Written exercise>
Return the complete listing that follows, with each line reproduced exactly.

Exercise materials>
================================

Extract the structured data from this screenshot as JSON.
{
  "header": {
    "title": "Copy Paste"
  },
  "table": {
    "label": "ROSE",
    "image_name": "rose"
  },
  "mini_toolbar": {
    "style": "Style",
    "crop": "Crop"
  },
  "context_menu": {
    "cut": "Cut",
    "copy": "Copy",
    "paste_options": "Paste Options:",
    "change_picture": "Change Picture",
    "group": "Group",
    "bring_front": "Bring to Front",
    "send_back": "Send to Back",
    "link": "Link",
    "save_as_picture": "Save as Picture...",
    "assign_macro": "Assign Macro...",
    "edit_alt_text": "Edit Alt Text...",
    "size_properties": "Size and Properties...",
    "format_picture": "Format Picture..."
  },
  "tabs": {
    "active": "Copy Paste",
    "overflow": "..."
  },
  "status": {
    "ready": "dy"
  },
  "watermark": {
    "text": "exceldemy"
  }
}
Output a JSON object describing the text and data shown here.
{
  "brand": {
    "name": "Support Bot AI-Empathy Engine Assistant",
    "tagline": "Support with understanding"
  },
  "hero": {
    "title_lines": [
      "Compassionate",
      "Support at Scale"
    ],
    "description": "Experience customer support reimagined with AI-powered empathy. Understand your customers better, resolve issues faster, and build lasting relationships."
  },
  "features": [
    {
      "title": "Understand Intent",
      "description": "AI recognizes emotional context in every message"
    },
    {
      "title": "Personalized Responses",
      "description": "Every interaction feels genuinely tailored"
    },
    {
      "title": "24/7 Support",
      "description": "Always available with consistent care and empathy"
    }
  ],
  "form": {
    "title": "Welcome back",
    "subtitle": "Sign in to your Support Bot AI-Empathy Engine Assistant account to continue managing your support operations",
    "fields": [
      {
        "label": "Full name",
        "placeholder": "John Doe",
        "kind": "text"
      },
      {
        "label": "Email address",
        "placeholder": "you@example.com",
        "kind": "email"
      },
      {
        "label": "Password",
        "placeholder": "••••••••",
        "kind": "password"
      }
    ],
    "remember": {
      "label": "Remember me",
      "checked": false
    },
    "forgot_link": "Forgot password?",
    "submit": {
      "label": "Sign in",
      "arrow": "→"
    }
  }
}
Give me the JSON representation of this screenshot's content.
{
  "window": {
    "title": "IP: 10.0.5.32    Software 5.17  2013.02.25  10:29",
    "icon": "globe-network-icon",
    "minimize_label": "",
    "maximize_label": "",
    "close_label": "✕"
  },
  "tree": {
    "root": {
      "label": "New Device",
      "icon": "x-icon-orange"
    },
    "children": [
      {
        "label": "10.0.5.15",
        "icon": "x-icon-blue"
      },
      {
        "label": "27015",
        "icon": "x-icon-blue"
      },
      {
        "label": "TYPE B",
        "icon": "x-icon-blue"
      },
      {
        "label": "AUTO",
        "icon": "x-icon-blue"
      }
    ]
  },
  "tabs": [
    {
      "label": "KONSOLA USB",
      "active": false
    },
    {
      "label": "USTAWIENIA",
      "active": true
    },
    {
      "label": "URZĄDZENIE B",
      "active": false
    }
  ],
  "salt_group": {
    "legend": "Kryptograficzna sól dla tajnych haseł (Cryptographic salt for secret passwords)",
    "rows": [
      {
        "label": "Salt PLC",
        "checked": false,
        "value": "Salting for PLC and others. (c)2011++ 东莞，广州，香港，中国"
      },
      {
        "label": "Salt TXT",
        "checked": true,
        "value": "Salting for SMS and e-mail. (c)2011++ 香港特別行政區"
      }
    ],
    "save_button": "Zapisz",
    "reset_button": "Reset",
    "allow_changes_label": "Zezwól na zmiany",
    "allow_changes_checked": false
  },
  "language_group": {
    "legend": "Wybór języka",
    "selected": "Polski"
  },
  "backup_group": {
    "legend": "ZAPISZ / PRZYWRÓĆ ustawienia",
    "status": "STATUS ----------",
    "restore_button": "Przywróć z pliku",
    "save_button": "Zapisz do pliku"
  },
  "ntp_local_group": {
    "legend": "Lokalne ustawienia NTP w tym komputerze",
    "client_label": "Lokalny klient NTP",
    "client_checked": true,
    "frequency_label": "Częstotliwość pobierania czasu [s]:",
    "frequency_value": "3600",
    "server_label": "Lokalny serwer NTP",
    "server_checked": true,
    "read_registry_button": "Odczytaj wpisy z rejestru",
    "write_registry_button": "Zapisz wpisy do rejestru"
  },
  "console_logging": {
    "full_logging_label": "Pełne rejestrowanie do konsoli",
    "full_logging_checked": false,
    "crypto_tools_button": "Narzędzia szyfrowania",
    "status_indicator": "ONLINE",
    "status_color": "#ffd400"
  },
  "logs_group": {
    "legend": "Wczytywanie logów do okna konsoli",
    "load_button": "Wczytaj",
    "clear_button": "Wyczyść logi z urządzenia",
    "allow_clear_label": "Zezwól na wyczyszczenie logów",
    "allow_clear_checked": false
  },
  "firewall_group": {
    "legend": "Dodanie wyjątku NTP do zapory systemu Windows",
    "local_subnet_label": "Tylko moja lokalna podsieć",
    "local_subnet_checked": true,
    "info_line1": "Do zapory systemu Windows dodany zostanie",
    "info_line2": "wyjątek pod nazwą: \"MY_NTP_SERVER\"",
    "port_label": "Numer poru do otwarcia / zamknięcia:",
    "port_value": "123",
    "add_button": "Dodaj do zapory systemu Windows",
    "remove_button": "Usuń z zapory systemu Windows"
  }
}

================================

Completed exercise>
Extract the structured data from this screenshot as JSON.
{
  "header": {
    "title": "Copy Paste"
  },
  "table": {
    "label": "ROSE",
    "image_name": "rose"
  },
  "mini_toolbar": {
    "style": "Style",
    "crop": "Crop"
  },
  "context_menu": {
    "cut": "Cut",
    "copy": "Copy",
    "paste_options": "Paste Options:",
    "change_picture": "Change Picture",
    "group": "Group",
    "bring_front": "Bring to Front",
    "send_back": "Send to Back",
    "link": "Link",
    "save_as_picture": "Save as Picture...",
    "assign_macro": "Assign Macro...",
    "edit_alt_text": "Edit Alt Text...",
    "size_properties": "Size and Properties...",
    "format_picture": "Format Picture..."
  },
  "tabs": {
    "active": "Copy Paste",
    "overflow": "..."
  },
  "status": {
    "ready": "dy"
  },
  "watermark": {
    "text": "exceldemy"
  }
}
Output a JSON object describing the text and data shown here.
{
  "brand": {
    "name": "Support Bot AI-Empathy Engine Assistant",
    "tagline": "Support with understanding"
  },
  "hero": {
    "title_lines": [
      "Compassionate",
      "Support at Scale"
    ],
    "description": "Experience customer support reimagined with AI-powered empathy. Understand your customers better, resolve issues faster, and build lasting relationships."
  },
  "features": [
    {
      "title": "Understand Intent",
      "description": "AI recognizes emotional context in every message"
    },
    {
      "title": "Personalized Responses",
      "description": "Every interaction feels genuinely tailored"
    },
    {
      "title": "24/7 Support",
      "description": "Always available with consistent care and empathy"
    }
  ],
  "form": {
    "title": "Welcome back",
    "subtitle": "Sign in to your Support Bot AI-Empathy Engine Assistant account to continue managing your support operations",
    "fields": [
      {
        "label": "Full name",
        "placeholder": "John Doe",
        "kind": "text"
      },
      {
        "label": "Email address",
        "placeholder": "you@example.com",
        "kind": "email"
      },
      {
        "label": "Password",
        "placeholder": "••••••••",
        "kind": "password"
      }
    ],
    "remember": {
      "label": "Remember me",
      "checked": false
    },
    "forgot_link": "Forgot password?",
    "submit": {
      "label": "Sign in",
      "arrow": "→"
    }
  }
}
Give me the JSON representation of this screenshot's content.
{
  "window": {
    "title": "IP: 10.0.5.32    Software 5.17  2013.02.25  10:29",
    "icon": "globe-network-icon",
    "minimize_label": "",
    "maximize_label": "",
    "close_label": "✕"
  },
  "tree": {
    "root": {
      "label": "New Device",
      "icon": "x-icon-orange"
    },
    "children": [
      {
        "label": "10.0.5.15",
        "icon": "x-icon-blue"
      },
      {
        "label": "27015",
        "icon": "x-icon-blue"
      },
      {
        "label": "TYPE B",
        "icon": "x-icon-blue"
      },
      {
        "label": "AUTO",
        "icon": "x-icon-blue"
      }
    ]
  },
  "tabs": [
    {
      "label": "KONSOLA USB",
      "active": false
    },
    {
      "label": "USTAWIENIA",
      "active": true
    },
    {
      "label": "URZĄDZENIE B",
      "active": false
    }
  ],
  "salt_group": {
    "legend": "Kryptograficzna sól dla tajnych haseł (Cryptographic salt for secret passwords)",
    "rows": [
      {
        "label": "Salt PLC",
        "checked": false,
        "value": "Salting for PLC and others. (c)2011++ 东莞，广州，香港，中国"
      },
      {
        "label": "Salt TXT",
        "checked": true,
        "value": "Salting for SMS and e-mail. (c)2011++ 香港特別行政區"
      }
    ],
    "save_button": "Zapisz",
    "reset_button": "Reset",
    "allow_changes_label": "Zezwól na zmiany",
    "allow_changes_checked": false
  },
  "language_group": {
    "legend": "Wybór języka",
    "selected": "Polski"
  },
  "backup_group": {
    "legend": "ZAPISZ / PRZYWRÓĆ ustawienia",
    "status": "STATUS ----------",
    "restore_button": "Przywróć z pliku",
    "save_button": "Zapisz do pliku"
  },
  "ntp_local_group": {
    "legend": "Lokalne ustawienia NTP w tym komputerze",
    "client_label": "Lokalny klient NTP",
    "client_checked": true,
    "frequency_label": "Częstotliwość pobierania czasu [s]:",
    "frequency_value": "3600",
    "server_label": "Lokalny serwer NTP",
    "server_checked": true,
    "read_registry_button": "Odczytaj wpisy z rejestru",
    "write_registry_button": "Zapisz wpisy do rejestru"
  },
  "console_logging": {
    "full_logging_label": "Pełne rejestrowanie do konsoli",
    "full_logging_checked": false,
    "crypto_tools_button": "Narzędzia szyfrowania",
    "status_indicator": "ONLINE",
    "status_color": "#ffd400"
  },
  "logs_group": {
    "legend": "Wczytywanie logów do okna konsoli",
    "load_button": "Wczytaj",
    "clear_button": "Wyczyść logi z urządzenia",
    "allow_clear_label": "Zezwól na wyczyszczenie logów",
    "allow_clear_checked": false
  },
  "firewall_group": {
    "legend": "Dodanie wyjątku NTP do zapory systemu Windows",
    "local_subnet_label": "Tylko moja lokalna podsieć",
    "local_subnet_checked": true,
    "info_line1": "Do zapory systemu Windows dodany zostanie",
    "info_line2": "wyjątek pod nazwą: \"MY_NTP_SERVER\"",
    "port_label": "Numer poru do otwarcia / zamknięcia:",
    "port_value": "123",
    "add_button": "Dodaj do zapory systemu Windows",
    "remove_button": "Usuń z zapory systemu Windows"
  }
}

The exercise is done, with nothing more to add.